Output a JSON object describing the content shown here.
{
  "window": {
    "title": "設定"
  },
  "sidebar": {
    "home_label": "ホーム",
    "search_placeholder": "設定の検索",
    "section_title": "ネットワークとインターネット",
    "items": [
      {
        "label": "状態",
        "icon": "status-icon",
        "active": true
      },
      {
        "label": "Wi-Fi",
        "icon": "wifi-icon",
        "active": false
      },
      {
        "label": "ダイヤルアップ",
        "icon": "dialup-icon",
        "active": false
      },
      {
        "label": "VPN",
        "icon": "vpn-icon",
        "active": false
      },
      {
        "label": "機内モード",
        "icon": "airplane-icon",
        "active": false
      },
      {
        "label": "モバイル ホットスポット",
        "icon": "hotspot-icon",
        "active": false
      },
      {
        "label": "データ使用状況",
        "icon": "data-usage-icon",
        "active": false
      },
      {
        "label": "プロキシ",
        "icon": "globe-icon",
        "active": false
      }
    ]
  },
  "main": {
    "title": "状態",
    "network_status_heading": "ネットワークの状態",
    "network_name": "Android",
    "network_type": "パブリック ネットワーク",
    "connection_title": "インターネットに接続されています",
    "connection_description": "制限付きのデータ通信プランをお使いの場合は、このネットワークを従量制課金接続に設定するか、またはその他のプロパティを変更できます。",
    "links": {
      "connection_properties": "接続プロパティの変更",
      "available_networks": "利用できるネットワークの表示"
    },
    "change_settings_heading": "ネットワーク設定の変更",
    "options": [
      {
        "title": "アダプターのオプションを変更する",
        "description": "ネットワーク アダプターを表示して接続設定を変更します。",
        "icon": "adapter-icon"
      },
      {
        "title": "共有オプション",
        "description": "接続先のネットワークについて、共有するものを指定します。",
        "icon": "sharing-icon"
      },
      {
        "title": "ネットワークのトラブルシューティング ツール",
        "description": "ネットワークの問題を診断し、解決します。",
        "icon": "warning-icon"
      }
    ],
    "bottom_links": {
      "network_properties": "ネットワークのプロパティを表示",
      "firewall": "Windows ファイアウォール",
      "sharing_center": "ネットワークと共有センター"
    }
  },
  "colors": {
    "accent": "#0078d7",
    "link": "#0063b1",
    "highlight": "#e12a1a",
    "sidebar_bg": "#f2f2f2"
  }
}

════════

Work instructions:
Copy the material above verbatim.

Exercise output:
Output a JSON object describing the content shown here.
{
  "window": {
    "title": "設定"
  },
  "sidebar": {
    "home_label": "ホーム",
    "search_placeholder": "設定の検索",
    "section_title": "ネットワークとインターネット",
    "items": [
      {
        "label": "状態",
        "icon": "status-icon",
        "active": true
      },
      {
        "label": "Wi-Fi",
        "icon": "wifi-icon",
        "active": false
      },
      {
        "label": "ダイヤルアップ",
        "icon": "dialup-icon",
        "active": false
      },
      {
        "label": "VPN",
        "icon": "vpn-icon",
        "active": false
      },
      {
        "label": "機内モード",
        "icon": "airplane-icon",
        "active": false
      },
      {
        "label": "モバイル ホットスポット",
        "icon": "hotspot-icon",
        "active": false
      },
      {
        "label": "データ使用状況",
        "icon": "data-usage-icon",
        "active": false
      },
      {
        "label": "プロキシ",
        "icon": "globe-icon",
        "active": false
      }
    ]
  },
  "main": {
    "title": "状態",
    "network_status_heading": "ネットワークの状態",
    "network_name": "Android",
    "network_type": "パブリック ネットワーク",
    "connection_title": "インターネットに接続されています",
    "connection_description": "制限付きのデータ通信プランをお使いの場合は、このネットワークを従量制課金接続に設定するか、またはその他のプロパティを変更できます。",
    "links": {
      "connection_properties": "接続プロパティの変更",
      "available_networks": "利用できるネットワークの表示"
    },
    "change_settings_heading": "ネットワーク設定の変更",
    "options": [
      {
        "title": "アダプターのオプションを変更する",
        "description": "ネットワーク アダプターを表示して接続設定を変更します。",
        "icon": "adapter-icon"
      },
      {
        "title": "共有オプション",
        "description": "接続先のネットワークについて、共有するものを指定します。",
        "icon": "sharing-icon"
      },
      {
        "title": "ネットワークのトラブルシューティング ツール",
        "description": "ネットワークの問題を診断し、解決します。",
        "icon": "warning-icon"
      }
    ],
    "bottom_links": {
      "network_properties": "ネットワークのプロパティを表示",
      "firewall": "Windows ファイアウォール",
      "sharing_center": "ネットワークと共有センター"
    }
  },
  "colors": {
    "accent": "#0078d7",
    "link": "#0063b1",
    "highlight": "#e12a1a",
    "sidebar_bg": "#f2f2f2"
  }
}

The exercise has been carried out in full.